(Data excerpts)
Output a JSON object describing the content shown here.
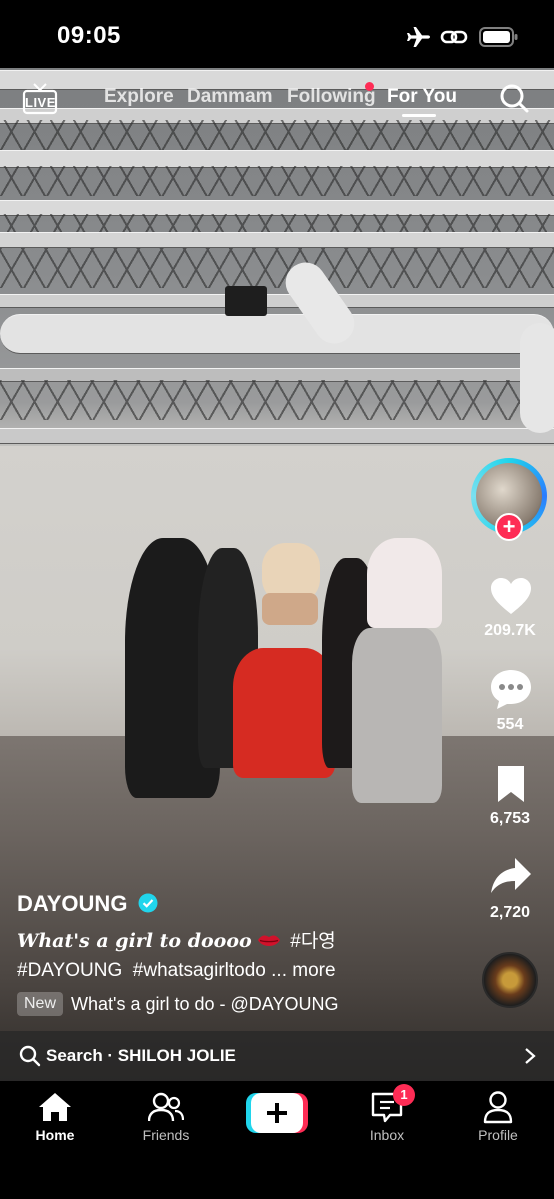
{
  "status_bar": {
    "time": "09:05"
  },
  "top_nav": {
    "live_label": "LIVE",
    "tabs": [
      {
        "label": "Explore"
      },
      {
        "label": "Dammam"
      },
      {
        "label": "Following"
      },
      {
        "label": "For You"
      }
    ],
    "active_tab": "For You"
  },
  "post": {
    "username": "DAYOUNG",
    "caption_main": "What's a girl to doooo",
    "caption_tag": "#다영",
    "hashtags": "#DAYOUNG  #whatsagirltodo",
    "more_label": "... more",
    "new_badge": "New",
    "music": "What's a girl to do - @DAYOUNG"
  },
  "actions": {
    "likes": "209.7K",
    "comments": "554",
    "saves": "6,753",
    "shares": "2,720"
  },
  "search_bar": {
    "text": "Search · SHILOH JOLIE"
  },
  "bottom_nav": {
    "home": "Home",
    "friends": "Friends",
    "inbox": "Inbox",
    "inbox_badge": "1",
    "profile": "Profile"
  },
  "colors": {
    "accent": "#fe2c55",
    "verified": "#20d5ec",
    "following_dot": "#fe2c55"
  }
}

Set exercise — Using the records above, retype everything exactly except the pictures.

The result —
Output a JSON object describing the content shown here.
{
  "status_bar": {
    "time": "09:05"
  },
  "top_nav": {
    "live_label": "LIVE",
    "tabs": [
      {
        "label": "Explore"
      },
      {
        "label": "Dammam"
      },
      {
        "label": "Following"
      },
      {
        "label": "For You"
      }
    ],
    "active_tab": "For You"
  },
  "post": {
    "username": "DAYOUNG",
    "caption_main": "What's a girl to doooo",
    "caption_tag": "#다영",
    "hashtags": "#DAYOUNG  #whatsagirltodo",
    "more_label": "... more",
    "new_badge": "New",
    "music": "What's a girl to do - @DAYOUNG"
  },
  "actions": {
    "likes": "209.7K",
    "comments": "554",
    "saves": "6,753",
    "shares": "2,720"
  },
  "search_bar": {
    "text": "Search · SHILOH JOLIE"
  },
  "bottom_nav": {
    "home": "Home",
    "friends": "Friends",
    "inbox": "Inbox",
    "inbox_badge": "1",
    "profile": "Profile"
  },
  "colors": {
    "accent": "#fe2c55",
    "verified": "#20d5ec",
    "following_dot": "#fe2c55"
  }
}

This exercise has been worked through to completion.